▸ **Task objective**
Return all of the data exactly as written, without the pictures.
^^^^
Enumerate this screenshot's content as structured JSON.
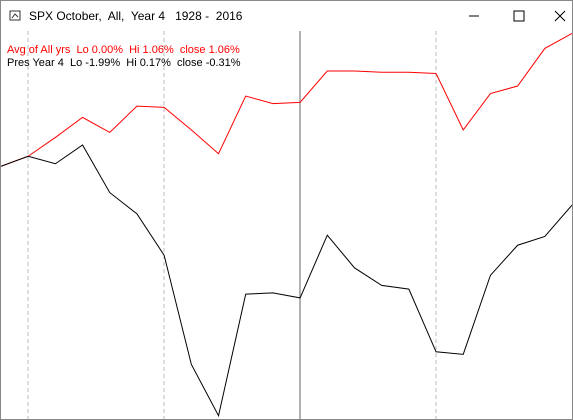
{
  "window": {
    "title": "SPX October,  All,  Year 4   1928 -  2016"
  },
  "chart_data": {
    "type": "line",
    "ylim": [
      -2.016,
      1.079
    ],
    "series": [
      {
        "name": "Avg of All yrs  Lo 0.00%  Hi 1.06%  close 1.06%",
        "color": "#ff0000",
        "values": [
          0,
          0.08,
          0.23,
          0.39,
          0.27,
          0.48,
          0.47,
          0.29,
          0.1,
          0.56,
          0.5,
          0.51,
          0.76,
          0.76,
          0.75,
          0.75,
          0.74,
          0.29,
          0.58,
          0.64,
          0.94,
          1.06
        ]
      },
      {
        "name": "Pres Year 4  Lo -1.99%  Hi 0.17%  close -0.31%",
        "color": "#000000",
        "values": [
          0,
          0.08,
          0.02,
          0.17,
          -0.21,
          -0.38,
          -0.71,
          -1.58,
          -1.99,
          -1.02,
          -1.01,
          -1.05,
          -0.55,
          -0.81,
          -0.95,
          -0.98,
          -1.48,
          -1.5,
          -0.87,
          -0.63,
          -0.56,
          -0.31
        ]
      }
    ]
  }
}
^^^^
▸ **The completed task**
Enumerate this screenshot's content as structured JSON.
{
  "window": {
    "title": "SPX October,  All,  Year 4   1928 -  2016"
  },
  "chart_data": {
    "type": "line",
    "ylim": [
      -2.016,
      1.079
    ],
    "series": [
      {
        "name": "Avg of All yrs  Lo 0.00%  Hi 1.06%  close 1.06%",
        "color": "#ff0000",
        "values": [
          0,
          0.08,
          0.23,
          0.39,
          0.27,
          0.48,
          0.47,
          0.29,
          0.1,
          0.56,
          0.5,
          0.51,
          0.76,
          0.76,
          0.75,
          0.75,
          0.74,
          0.29,
          0.58,
          0.64,
          0.94,
          1.06
        ]
      },
      {
        "name": "Pres Year 4  Lo -1.99%  Hi 0.17%  close -0.31%",
        "color": "#000000",
        "values": [
          0,
          0.08,
          0.02,
          0.17,
          -0.21,
          -0.38,
          -0.71,
          -1.58,
          -1.99,
          -1.02,
          -1.01,
          -1.05,
          -0.55,
          -0.81,
          -0.95,
          -0.98,
          -1.48,
          -1.5,
          -0.87,
          -0.63,
          -0.56,
          -0.31
        ]
      }
    ]
  }
}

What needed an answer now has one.